## begin DATA SECTION
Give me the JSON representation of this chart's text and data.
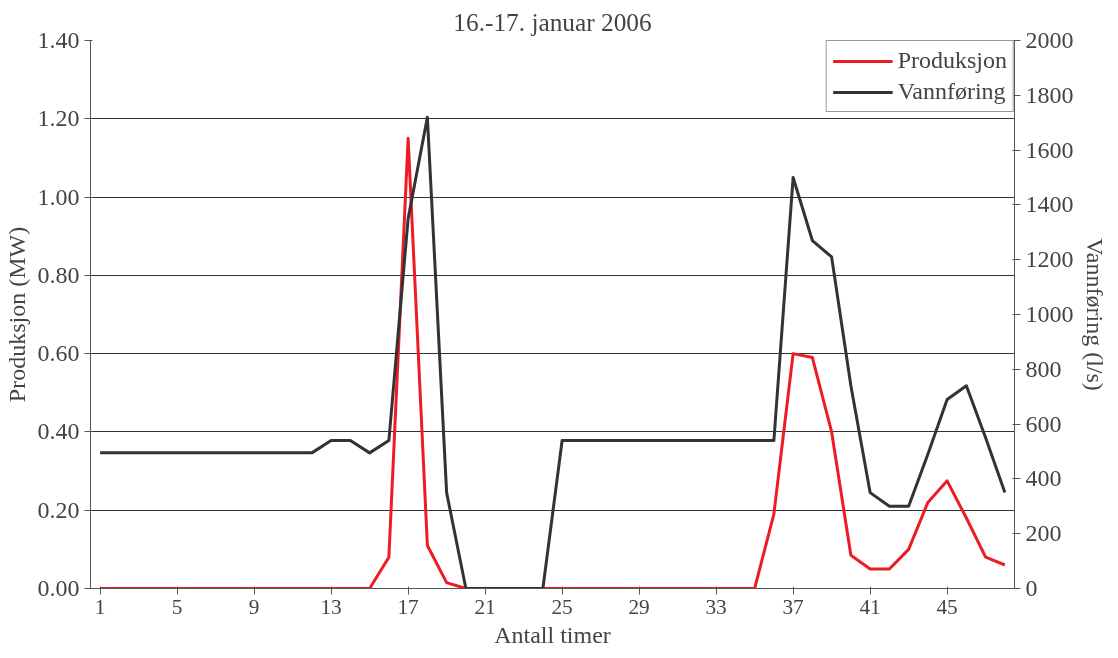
{
  "chart_data": {
    "type": "line",
    "title": "16.-17. januar 2006",
    "xlabel": "Antall timer",
    "ylabel": "Produksjon (MW)",
    "y2label": "Vannføring (l/s)",
    "x": [
      1,
      2,
      3,
      4,
      5,
      6,
      7,
      8,
      9,
      10,
      11,
      12,
      13,
      14,
      15,
      16,
      17,
      18,
      19,
      20,
      21,
      22,
      23,
      24,
      25,
      26,
      27,
      28,
      29,
      30,
      31,
      32,
      33,
      34,
      35,
      36,
      37,
      38,
      39,
      40,
      41,
      42,
      43,
      44,
      45,
      46,
      47,
      48
    ],
    "series": [
      {
        "name": "Produksjon",
        "color": "#ed1c24",
        "values": [
          0,
          0,
          0,
          0,
          0,
          0,
          0,
          0,
          0,
          0,
          0,
          0,
          0,
          0,
          0,
          0.08,
          1.15,
          0.11,
          0.015,
          0,
          0,
          0,
          0,
          0,
          0,
          0,
          0,
          0,
          0,
          0,
          0,
          0,
          0,
          0,
          0,
          0.19,
          0.6,
          0.59,
          0.4,
          0.085,
          0.05,
          0.05,
          0.1,
          0.22,
          0.275,
          0.18,
          0.08,
          0.06
        ]
      },
      {
        "name": "Vannføring",
        "color": "#333333",
        "axis": "y2",
        "values": [
          495,
          495,
          495,
          495,
          495,
          495,
          495,
          495,
          495,
          495,
          495,
          495,
          540,
          540,
          495,
          540,
          1350,
          1720,
          350,
          0,
          0,
          0,
          0,
          0,
          540,
          540,
          540,
          540,
          540,
          540,
          540,
          540,
          540,
          540,
          540,
          540,
          1500,
          1270,
          1210,
          740,
          350,
          300,
          300,
          490,
          690,
          740,
          550,
          350
        ]
      }
    ],
    "xlim": [
      0.5,
      48.5
    ],
    "xticks": [
      1,
      5,
      9,
      13,
      17,
      21,
      25,
      29,
      33,
      37,
      41,
      45
    ],
    "ylim": [
      0,
      1.4
    ],
    "yticks": [
      {
        "value": 0,
        "label": "0.00"
      },
      {
        "value": 0.2,
        "label": "0.20"
      },
      {
        "value": 0.4,
        "label": "0.40"
      },
      {
        "value": 0.6,
        "label": "0.60"
      },
      {
        "value": 0.8,
        "label": "0.80"
      },
      {
        "value": 1.0,
        "label": "1.00"
      },
      {
        "value": 1.2,
        "label": "1.20"
      },
      {
        "value": 1.4,
        "label": "1.40"
      }
    ],
    "y2lim": [
      0,
      2000
    ],
    "y2ticks": [
      0,
      200,
      400,
      600,
      800,
      1000,
      1200,
      1400,
      1600,
      1800,
      2000
    ],
    "grid": "y",
    "legend": "top right",
    "marker": "none",
    "line_style": "solid"
  }
}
## end DATA SECTION
### THE REQUEST
Give only the number of lines in the preceding material that contain the string "Vannføring".

### EXPECTED ANSWER
2